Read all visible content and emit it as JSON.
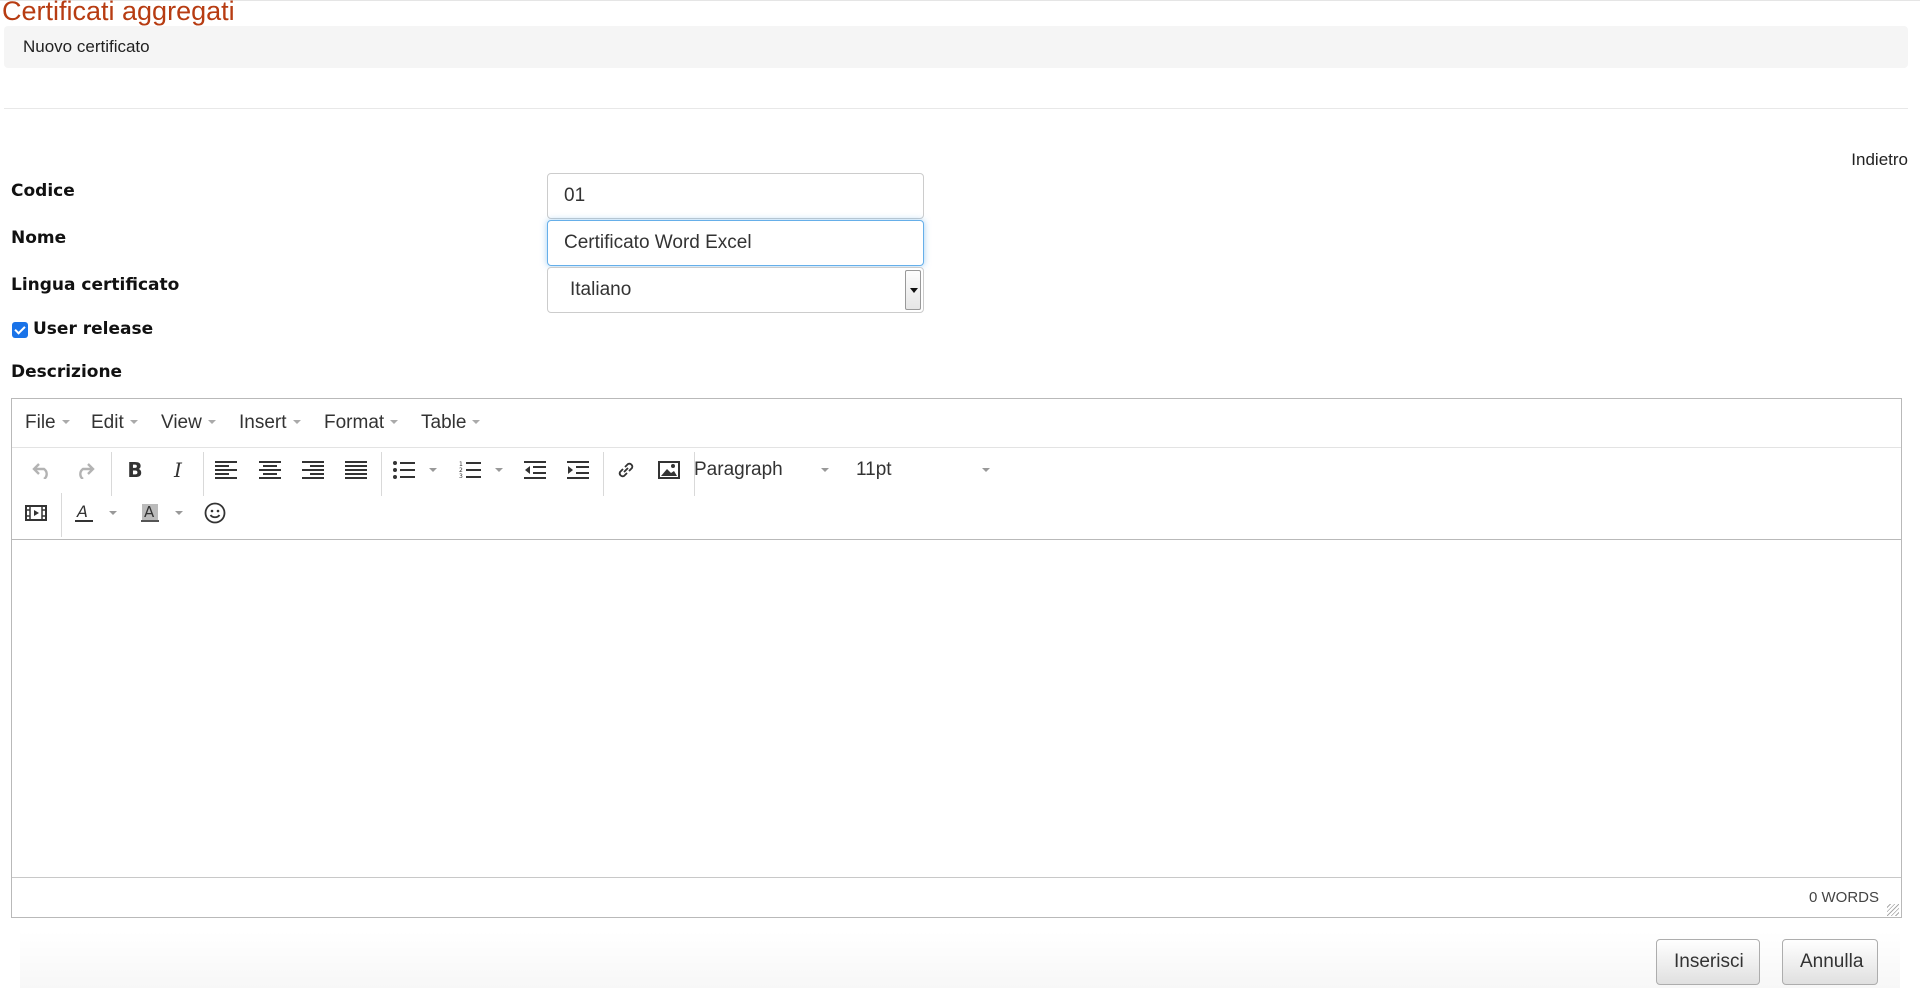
{
  "page": {
    "title": "Certificati aggregati",
    "breadcrumb": "Nuovo certificato",
    "back_link": "Indietro"
  },
  "form": {
    "codice_label": "Codice",
    "codice_value": "01",
    "nome_label": "Nome",
    "nome_value": "Certificato Word Excel",
    "lingua_label": "Lingua certificato",
    "lingua_value": "Italiano",
    "user_release_label": "User release",
    "user_release_checked": true,
    "descrizione_label": "Descrizione"
  },
  "editor": {
    "menu": [
      "File",
      "Edit",
      "View",
      "Insert",
      "Format",
      "Table"
    ],
    "block_format": "Paragraph",
    "font_size": "11pt",
    "word_count": "0 WORDS"
  },
  "buttons": {
    "insert": "Inserisci",
    "cancel": "Annulla"
  },
  "colors": {
    "title": "#b73c12",
    "focus": "#66afe9",
    "checkbox": "#1a73e8"
  }
}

····················

**EXERCISE GOAL**
Reproduce the records above exactly, leaving out every picture they contain.

**ANSWER FOR THE TASK**
Read all visible content and emit it as JSON.
{
  "page": {
    "title": "Certificati aggregati",
    "breadcrumb": "Nuovo certificato",
    "back_link": "Indietro"
  },
  "form": {
    "codice_label": "Codice",
    "codice_value": "01",
    "nome_label": "Nome",
    "nome_value": "Certificato Word Excel",
    "lingua_label": "Lingua certificato",
    "lingua_value": "Italiano",
    "user_release_label": "User release",
    "user_release_checked": true,
    "descrizione_label": "Descrizione"
  },
  "editor": {
    "menu": [
      "File",
      "Edit",
      "View",
      "Insert",
      "Format",
      "Table"
    ],
    "block_format": "Paragraph",
    "font_size": "11pt",
    "word_count": "0 WORDS"
  },
  "buttons": {
    "insert": "Inserisci",
    "cancel": "Annulla"
  },
  "colors": {
    "title": "#b73c12",
    "focus": "#66afe9",
    "checkbox": "#1a73e8"
  }
}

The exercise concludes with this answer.